- [Set task]:
Look through the records below, and copy out every line that holds the string "JSON".

- [Material for this task]:
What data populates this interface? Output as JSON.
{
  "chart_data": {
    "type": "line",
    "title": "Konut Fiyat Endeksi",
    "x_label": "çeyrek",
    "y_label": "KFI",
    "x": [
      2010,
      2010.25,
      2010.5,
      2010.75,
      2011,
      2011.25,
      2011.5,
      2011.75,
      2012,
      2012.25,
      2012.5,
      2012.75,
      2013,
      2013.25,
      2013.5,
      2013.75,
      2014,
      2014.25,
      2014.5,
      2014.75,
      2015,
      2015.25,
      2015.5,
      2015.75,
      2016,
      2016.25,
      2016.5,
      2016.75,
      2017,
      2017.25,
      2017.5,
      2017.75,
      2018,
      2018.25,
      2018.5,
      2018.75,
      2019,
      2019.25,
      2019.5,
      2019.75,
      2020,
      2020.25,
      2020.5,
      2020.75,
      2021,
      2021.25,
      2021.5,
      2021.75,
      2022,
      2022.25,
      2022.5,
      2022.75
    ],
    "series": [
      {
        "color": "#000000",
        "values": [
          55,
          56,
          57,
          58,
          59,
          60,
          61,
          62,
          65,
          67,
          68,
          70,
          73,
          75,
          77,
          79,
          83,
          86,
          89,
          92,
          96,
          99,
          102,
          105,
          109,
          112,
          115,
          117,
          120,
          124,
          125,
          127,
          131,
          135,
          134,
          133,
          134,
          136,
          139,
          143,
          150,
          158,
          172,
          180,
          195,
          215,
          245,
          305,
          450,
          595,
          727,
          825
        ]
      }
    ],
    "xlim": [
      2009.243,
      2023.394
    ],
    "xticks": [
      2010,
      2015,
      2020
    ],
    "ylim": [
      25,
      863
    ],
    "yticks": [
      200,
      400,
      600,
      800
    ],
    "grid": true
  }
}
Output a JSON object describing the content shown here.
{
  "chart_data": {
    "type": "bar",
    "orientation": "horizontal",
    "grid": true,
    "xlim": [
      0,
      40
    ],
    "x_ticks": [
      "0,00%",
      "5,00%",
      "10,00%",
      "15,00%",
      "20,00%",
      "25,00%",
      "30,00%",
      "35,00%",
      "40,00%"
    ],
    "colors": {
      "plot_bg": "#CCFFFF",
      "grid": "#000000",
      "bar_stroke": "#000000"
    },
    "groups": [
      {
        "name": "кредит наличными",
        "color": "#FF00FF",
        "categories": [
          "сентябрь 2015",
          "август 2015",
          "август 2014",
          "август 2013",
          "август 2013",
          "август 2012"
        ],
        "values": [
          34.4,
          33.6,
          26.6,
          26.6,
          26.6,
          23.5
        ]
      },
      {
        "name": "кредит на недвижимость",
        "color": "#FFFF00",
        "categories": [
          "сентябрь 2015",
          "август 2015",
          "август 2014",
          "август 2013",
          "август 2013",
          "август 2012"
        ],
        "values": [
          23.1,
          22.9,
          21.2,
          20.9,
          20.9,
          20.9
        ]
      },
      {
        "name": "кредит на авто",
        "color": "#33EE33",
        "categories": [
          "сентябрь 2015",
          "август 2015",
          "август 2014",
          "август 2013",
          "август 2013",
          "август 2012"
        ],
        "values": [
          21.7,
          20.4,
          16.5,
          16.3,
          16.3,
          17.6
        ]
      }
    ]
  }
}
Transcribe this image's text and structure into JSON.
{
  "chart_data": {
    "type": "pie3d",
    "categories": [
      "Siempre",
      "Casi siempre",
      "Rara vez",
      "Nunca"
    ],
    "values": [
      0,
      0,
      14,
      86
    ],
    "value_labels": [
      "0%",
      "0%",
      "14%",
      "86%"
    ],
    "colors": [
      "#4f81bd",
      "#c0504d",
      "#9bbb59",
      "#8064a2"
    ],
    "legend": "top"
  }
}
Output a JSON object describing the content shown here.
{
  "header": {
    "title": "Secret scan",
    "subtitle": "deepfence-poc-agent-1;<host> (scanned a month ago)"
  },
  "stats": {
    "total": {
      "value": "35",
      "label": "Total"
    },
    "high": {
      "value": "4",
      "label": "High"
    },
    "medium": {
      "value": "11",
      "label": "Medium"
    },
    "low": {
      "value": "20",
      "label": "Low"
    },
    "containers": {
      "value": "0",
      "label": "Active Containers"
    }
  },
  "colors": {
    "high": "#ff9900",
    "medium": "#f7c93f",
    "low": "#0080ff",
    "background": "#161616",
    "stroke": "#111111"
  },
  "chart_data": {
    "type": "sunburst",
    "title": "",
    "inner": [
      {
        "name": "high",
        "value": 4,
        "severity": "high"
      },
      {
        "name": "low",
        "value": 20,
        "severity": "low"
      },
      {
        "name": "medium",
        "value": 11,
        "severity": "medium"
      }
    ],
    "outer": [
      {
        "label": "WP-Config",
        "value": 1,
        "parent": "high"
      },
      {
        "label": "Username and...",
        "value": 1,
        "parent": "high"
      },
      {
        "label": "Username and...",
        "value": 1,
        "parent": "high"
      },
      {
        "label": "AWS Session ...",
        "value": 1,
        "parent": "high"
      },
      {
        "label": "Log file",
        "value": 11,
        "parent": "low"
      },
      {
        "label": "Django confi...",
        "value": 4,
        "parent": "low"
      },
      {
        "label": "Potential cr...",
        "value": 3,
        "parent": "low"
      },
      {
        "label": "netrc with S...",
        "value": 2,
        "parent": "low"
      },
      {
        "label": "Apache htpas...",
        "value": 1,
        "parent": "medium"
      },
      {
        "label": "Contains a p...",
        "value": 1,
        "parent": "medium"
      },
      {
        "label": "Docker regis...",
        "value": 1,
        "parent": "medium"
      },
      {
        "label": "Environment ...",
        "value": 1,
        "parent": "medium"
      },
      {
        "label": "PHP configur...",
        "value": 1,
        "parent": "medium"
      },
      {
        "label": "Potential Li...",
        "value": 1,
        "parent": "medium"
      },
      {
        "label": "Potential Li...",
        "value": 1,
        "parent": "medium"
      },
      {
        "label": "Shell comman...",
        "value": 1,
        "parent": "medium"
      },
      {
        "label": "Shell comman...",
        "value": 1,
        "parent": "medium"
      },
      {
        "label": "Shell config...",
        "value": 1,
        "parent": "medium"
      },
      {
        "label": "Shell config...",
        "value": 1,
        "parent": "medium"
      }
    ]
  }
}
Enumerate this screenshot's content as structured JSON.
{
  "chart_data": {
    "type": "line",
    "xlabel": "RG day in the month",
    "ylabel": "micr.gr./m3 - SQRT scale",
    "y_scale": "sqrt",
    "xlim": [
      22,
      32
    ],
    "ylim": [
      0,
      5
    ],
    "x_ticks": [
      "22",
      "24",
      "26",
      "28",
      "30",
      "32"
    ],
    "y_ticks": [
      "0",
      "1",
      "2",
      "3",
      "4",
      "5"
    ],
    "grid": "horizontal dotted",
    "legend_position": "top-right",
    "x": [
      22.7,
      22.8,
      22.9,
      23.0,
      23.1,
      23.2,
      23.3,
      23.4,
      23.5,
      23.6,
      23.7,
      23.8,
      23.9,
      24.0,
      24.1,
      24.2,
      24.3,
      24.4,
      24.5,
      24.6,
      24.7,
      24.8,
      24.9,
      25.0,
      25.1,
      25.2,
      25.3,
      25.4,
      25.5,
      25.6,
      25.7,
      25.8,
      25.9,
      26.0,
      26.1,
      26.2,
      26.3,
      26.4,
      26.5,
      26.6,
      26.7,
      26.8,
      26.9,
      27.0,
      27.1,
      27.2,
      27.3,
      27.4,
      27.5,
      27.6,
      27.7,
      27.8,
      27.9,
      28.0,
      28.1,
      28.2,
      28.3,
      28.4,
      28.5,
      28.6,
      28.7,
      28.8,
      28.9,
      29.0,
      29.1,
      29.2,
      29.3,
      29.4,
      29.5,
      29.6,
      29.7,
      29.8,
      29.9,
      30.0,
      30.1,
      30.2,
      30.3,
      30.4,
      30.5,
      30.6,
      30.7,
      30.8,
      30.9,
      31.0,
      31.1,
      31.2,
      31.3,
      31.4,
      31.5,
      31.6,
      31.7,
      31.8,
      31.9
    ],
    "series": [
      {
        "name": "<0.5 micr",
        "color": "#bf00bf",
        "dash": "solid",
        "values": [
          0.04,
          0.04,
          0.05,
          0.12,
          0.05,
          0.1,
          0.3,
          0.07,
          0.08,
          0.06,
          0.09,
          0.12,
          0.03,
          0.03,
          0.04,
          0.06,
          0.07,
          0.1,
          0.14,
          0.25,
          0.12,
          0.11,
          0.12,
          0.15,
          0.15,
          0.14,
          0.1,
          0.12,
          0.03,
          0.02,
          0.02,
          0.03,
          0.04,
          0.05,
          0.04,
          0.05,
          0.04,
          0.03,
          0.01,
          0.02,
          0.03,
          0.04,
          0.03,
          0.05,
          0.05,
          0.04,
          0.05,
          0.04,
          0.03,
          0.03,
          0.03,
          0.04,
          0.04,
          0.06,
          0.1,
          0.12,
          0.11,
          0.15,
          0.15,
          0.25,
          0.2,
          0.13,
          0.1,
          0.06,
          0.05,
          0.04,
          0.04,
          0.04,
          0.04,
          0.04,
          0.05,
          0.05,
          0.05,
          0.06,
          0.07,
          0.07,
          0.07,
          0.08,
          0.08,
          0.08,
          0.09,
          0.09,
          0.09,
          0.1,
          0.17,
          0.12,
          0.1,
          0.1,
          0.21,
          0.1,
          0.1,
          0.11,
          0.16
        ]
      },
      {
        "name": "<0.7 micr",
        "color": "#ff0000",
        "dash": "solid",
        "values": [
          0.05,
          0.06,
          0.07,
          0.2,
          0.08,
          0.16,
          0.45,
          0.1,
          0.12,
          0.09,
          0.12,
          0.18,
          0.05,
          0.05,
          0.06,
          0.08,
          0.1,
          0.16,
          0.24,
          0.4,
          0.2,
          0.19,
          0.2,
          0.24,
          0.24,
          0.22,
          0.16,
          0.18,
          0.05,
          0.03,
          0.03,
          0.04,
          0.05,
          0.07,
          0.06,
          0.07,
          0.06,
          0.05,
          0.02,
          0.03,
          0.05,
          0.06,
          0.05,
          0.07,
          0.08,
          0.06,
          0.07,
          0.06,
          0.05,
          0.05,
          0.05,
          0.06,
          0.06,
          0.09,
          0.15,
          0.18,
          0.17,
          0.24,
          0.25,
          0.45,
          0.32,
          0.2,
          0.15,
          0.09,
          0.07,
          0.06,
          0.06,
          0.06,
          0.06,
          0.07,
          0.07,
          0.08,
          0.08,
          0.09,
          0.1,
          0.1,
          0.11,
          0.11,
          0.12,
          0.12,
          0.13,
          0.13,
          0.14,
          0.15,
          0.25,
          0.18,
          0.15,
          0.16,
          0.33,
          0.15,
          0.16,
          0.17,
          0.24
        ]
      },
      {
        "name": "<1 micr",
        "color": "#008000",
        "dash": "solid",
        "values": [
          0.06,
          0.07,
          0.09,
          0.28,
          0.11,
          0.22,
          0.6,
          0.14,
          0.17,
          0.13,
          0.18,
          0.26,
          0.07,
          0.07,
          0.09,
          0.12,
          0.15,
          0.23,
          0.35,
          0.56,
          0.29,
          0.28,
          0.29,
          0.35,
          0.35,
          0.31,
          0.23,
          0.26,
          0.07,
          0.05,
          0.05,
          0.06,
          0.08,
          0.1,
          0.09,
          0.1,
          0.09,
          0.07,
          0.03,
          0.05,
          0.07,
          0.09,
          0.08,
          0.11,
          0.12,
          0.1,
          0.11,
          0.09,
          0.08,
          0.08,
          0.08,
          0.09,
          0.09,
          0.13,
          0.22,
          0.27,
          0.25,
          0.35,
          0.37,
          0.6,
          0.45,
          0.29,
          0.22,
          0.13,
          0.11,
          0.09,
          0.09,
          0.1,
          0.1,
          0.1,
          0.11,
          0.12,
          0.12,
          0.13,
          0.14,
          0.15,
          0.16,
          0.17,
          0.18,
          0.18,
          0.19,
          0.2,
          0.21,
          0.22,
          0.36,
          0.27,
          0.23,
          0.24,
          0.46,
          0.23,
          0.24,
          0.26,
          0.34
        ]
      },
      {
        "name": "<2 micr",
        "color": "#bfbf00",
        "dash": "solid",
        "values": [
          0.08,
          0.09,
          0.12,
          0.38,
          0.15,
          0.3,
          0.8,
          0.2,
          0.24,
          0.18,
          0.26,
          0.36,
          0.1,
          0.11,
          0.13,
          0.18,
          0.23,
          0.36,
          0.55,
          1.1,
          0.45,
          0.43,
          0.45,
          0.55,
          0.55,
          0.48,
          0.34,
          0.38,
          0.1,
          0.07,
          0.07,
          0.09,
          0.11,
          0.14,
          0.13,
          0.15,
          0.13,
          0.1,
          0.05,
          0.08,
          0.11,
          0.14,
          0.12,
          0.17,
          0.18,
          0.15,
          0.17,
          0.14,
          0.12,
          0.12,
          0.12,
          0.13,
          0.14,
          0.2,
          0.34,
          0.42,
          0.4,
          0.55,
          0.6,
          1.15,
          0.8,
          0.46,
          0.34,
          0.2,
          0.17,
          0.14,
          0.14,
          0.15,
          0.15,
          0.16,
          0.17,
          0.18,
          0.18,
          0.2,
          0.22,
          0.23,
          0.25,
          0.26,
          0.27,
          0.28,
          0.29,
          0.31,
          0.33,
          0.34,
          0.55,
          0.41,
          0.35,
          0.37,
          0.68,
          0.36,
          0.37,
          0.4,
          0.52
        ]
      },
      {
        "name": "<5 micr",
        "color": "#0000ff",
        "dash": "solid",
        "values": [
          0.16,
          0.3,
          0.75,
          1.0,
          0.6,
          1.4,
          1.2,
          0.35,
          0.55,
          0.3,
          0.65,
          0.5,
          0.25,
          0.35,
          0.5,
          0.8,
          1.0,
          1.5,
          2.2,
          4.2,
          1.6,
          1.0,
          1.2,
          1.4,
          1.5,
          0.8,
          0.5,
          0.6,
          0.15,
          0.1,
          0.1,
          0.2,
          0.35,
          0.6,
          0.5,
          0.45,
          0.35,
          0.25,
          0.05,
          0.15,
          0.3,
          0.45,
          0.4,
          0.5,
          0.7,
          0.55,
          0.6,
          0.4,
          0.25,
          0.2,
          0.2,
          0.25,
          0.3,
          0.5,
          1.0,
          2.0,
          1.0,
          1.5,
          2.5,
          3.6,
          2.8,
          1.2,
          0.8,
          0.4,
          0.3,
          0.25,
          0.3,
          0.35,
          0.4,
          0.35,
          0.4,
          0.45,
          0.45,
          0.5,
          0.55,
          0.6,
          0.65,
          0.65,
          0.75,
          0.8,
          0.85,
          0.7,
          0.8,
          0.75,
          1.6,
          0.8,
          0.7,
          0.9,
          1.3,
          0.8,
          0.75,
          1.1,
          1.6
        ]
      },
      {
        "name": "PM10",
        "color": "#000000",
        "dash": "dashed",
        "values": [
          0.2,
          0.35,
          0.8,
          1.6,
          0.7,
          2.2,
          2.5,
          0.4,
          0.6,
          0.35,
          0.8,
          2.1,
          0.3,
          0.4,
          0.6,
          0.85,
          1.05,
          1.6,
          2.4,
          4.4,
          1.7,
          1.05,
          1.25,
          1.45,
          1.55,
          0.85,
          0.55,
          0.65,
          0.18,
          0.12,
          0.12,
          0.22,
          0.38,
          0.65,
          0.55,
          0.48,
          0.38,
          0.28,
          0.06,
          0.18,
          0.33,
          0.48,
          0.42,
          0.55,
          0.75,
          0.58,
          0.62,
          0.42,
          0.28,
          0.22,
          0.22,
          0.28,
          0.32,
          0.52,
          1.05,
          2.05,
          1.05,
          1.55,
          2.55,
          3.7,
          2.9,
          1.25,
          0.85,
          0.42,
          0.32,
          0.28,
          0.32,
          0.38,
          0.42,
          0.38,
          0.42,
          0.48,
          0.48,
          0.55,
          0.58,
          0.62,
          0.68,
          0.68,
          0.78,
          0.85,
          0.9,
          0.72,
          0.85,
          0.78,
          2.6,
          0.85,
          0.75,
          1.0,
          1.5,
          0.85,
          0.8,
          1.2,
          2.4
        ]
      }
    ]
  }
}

- [Answer for this exercise]:
What data populates this interface? Output as JSON.
Output a JSON object describing the content shown here.
Transcribe this image's text and structure into JSON.
Output a JSON object describing the content shown here.
Enumerate this screenshot's content as structured JSON.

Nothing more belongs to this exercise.